▶ _Recorded data_

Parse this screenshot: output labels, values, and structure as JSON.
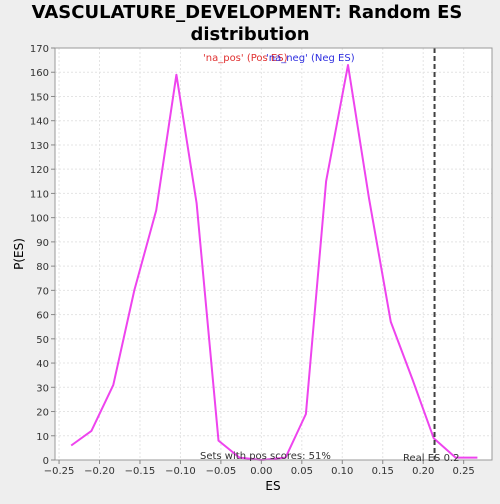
{
  "chart_data": {
    "type": "line",
    "title_line1": "VASCULATURE_DEVELOPMENT: Random ES",
    "title_line2": "distribution",
    "xlabel": "ES",
    "ylabel": "P(ES)",
    "xlim": [
      -0.255,
      0.285
    ],
    "ylim": [
      0,
      170
    ],
    "x_ticks": [
      -0.25,
      -0.2,
      -0.15,
      -0.1,
      -0.05,
      0.0,
      0.05,
      0.1,
      0.15,
      0.2,
      0.25
    ],
    "x_tick_labels": [
      "−0.25",
      "−0.20",
      "−0.15",
      "−0.10",
      "−0.05",
      "0.00",
      "0.05",
      "0.10",
      "0.15",
      "0.20",
      "0.25"
    ],
    "y_ticks": [
      0,
      10,
      20,
      30,
      40,
      50,
      60,
      70,
      80,
      90,
      100,
      110,
      120,
      130,
      140,
      150,
      160,
      170
    ],
    "grid": true,
    "legend": {
      "pos_label": "'na_pos' (Pos ES)",
      "neg_label": "'na_neg' (Neg ES)",
      "pos_color": "#e03030",
      "neg_color": "#3030e0",
      "placement": "top-center"
    },
    "series": [
      {
        "color": "#ee44ee",
        "x": [
          -0.235,
          -0.21,
          -0.183,
          -0.157,
          -0.13,
          -0.105,
          -0.08,
          -0.053,
          -0.027,
          0.0,
          0.03,
          0.055,
          0.08,
          0.107,
          0.133,
          0.16,
          0.187,
          0.213,
          0.24,
          0.267
        ],
        "y": [
          6,
          12,
          31,
          70,
          103,
          159,
          106,
          8,
          1,
          0,
          1,
          19,
          115,
          163,
          108,
          57,
          33,
          9,
          1,
          1
        ]
      }
    ],
    "real_es": {
      "value": 0.214,
      "label": "Real ES 0.2",
      "color": "#404040"
    },
    "annotation": "Sets with pos scores: 51%",
    "colors": {
      "background": "#eeeeee",
      "plot_background": "#ffffff",
      "grid": "#e4e4e4"
    }
  }
}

▶ _Aim_
Repeat the listing verbatim. Skip the pictures.

▶ _The answer_
Parse this screenshot: output labels, values, and structure as JSON.
{
  "chart_data": {
    "type": "line",
    "title_line1": "VASCULATURE_DEVELOPMENT: Random ES",
    "title_line2": "distribution",
    "xlabel": "ES",
    "ylabel": "P(ES)",
    "xlim": [
      -0.255,
      0.285
    ],
    "ylim": [
      0,
      170
    ],
    "x_ticks": [
      -0.25,
      -0.2,
      -0.15,
      -0.1,
      -0.05,
      0.0,
      0.05,
      0.1,
      0.15,
      0.2,
      0.25
    ],
    "x_tick_labels": [
      "−0.25",
      "−0.20",
      "−0.15",
      "−0.10",
      "−0.05",
      "0.00",
      "0.05",
      "0.10",
      "0.15",
      "0.20",
      "0.25"
    ],
    "y_ticks": [
      0,
      10,
      20,
      30,
      40,
      50,
      60,
      70,
      80,
      90,
      100,
      110,
      120,
      130,
      140,
      150,
      160,
      170
    ],
    "grid": true,
    "legend": {
      "pos_label": "'na_pos' (Pos ES)",
      "neg_label": "'na_neg' (Neg ES)",
      "pos_color": "#e03030",
      "neg_color": "#3030e0",
      "placement": "top-center"
    },
    "series": [
      {
        "color": "#ee44ee",
        "x": [
          -0.235,
          -0.21,
          -0.183,
          -0.157,
          -0.13,
          -0.105,
          -0.08,
          -0.053,
          -0.027,
          0.0,
          0.03,
          0.055,
          0.08,
          0.107,
          0.133,
          0.16,
          0.187,
          0.213,
          0.24,
          0.267
        ],
        "y": [
          6,
          12,
          31,
          70,
          103,
          159,
          106,
          8,
          1,
          0,
          1,
          19,
          115,
          163,
          108,
          57,
          33,
          9,
          1,
          1
        ]
      }
    ],
    "real_es": {
      "value": 0.214,
      "label": "Real ES 0.2",
      "color": "#404040"
    },
    "annotation": "Sets with pos scores: 51%",
    "colors": {
      "background": "#eeeeee",
      "plot_background": "#ffffff",
      "grid": "#e4e4e4"
    }
  }
}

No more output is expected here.